— Start INPUT —
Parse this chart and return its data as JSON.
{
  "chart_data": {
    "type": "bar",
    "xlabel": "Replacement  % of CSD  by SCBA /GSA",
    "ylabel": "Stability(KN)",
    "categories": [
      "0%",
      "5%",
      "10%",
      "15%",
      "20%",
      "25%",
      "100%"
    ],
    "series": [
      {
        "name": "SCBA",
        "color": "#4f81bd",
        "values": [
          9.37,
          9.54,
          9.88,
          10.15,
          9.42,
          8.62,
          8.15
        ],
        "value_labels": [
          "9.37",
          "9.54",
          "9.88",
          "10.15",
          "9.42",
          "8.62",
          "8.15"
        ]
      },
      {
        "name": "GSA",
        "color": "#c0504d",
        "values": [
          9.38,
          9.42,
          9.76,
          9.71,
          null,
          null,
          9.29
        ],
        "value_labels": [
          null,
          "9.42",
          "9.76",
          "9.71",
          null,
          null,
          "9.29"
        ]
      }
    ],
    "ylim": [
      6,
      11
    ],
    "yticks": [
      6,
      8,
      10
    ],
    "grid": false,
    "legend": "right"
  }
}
— End INPUT —
— Start INPUT —
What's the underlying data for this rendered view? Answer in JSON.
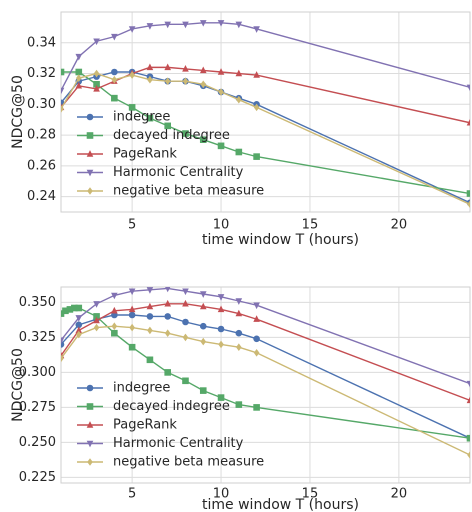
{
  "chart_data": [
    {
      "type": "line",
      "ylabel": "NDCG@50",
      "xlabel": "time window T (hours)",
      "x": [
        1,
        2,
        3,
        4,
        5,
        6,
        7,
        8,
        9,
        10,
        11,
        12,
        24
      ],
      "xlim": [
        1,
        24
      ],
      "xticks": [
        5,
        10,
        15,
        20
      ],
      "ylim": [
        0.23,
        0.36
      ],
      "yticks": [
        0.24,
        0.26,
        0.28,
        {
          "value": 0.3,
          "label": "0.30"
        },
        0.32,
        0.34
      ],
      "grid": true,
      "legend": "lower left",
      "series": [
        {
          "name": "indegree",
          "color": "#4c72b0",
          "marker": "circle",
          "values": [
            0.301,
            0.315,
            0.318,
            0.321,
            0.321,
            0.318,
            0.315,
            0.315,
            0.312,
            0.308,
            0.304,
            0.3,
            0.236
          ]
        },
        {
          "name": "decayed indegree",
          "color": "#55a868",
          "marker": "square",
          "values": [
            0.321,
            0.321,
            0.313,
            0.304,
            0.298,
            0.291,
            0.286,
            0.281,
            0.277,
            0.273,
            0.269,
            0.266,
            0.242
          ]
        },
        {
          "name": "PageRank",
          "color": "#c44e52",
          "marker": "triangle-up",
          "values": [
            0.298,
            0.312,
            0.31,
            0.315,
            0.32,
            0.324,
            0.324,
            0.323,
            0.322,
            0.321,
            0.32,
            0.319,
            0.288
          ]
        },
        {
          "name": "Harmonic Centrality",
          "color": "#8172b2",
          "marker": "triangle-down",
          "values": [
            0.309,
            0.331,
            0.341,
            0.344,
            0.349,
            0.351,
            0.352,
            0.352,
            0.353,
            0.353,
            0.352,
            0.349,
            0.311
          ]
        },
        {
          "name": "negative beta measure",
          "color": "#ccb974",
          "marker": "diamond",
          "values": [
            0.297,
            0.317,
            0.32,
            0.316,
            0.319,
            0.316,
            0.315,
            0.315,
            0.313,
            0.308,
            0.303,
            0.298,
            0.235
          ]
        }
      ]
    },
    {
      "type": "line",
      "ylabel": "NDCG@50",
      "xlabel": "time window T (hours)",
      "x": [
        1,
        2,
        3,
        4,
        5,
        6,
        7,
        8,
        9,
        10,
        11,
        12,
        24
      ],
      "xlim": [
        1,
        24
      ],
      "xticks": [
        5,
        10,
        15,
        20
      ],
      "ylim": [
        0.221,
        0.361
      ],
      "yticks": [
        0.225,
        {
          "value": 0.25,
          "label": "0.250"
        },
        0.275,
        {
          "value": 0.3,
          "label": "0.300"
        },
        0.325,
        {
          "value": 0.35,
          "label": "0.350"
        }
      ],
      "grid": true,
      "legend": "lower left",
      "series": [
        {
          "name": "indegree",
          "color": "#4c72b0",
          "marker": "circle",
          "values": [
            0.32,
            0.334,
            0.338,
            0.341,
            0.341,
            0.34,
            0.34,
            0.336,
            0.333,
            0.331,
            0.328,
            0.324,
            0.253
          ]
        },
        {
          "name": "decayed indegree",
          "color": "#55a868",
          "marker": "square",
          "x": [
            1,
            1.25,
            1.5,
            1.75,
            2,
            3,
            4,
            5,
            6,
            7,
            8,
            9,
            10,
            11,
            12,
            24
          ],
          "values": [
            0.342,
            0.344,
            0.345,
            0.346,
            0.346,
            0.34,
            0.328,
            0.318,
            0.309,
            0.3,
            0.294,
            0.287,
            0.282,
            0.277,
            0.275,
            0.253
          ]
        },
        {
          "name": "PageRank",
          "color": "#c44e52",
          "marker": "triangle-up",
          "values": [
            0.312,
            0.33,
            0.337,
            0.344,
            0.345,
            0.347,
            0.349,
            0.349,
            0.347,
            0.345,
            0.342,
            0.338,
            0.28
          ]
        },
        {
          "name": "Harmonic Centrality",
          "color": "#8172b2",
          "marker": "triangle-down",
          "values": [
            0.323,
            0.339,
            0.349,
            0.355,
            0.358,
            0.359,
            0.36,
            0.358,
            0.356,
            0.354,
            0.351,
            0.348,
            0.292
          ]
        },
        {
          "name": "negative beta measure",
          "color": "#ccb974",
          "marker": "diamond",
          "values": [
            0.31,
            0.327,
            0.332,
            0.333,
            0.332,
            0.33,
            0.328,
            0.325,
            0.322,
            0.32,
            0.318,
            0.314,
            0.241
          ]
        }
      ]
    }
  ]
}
— End INPUT —
WHAT TO WORK ON:
Your answer should be a single number: the count of lines that contain "this".

FINAL RESULT:
2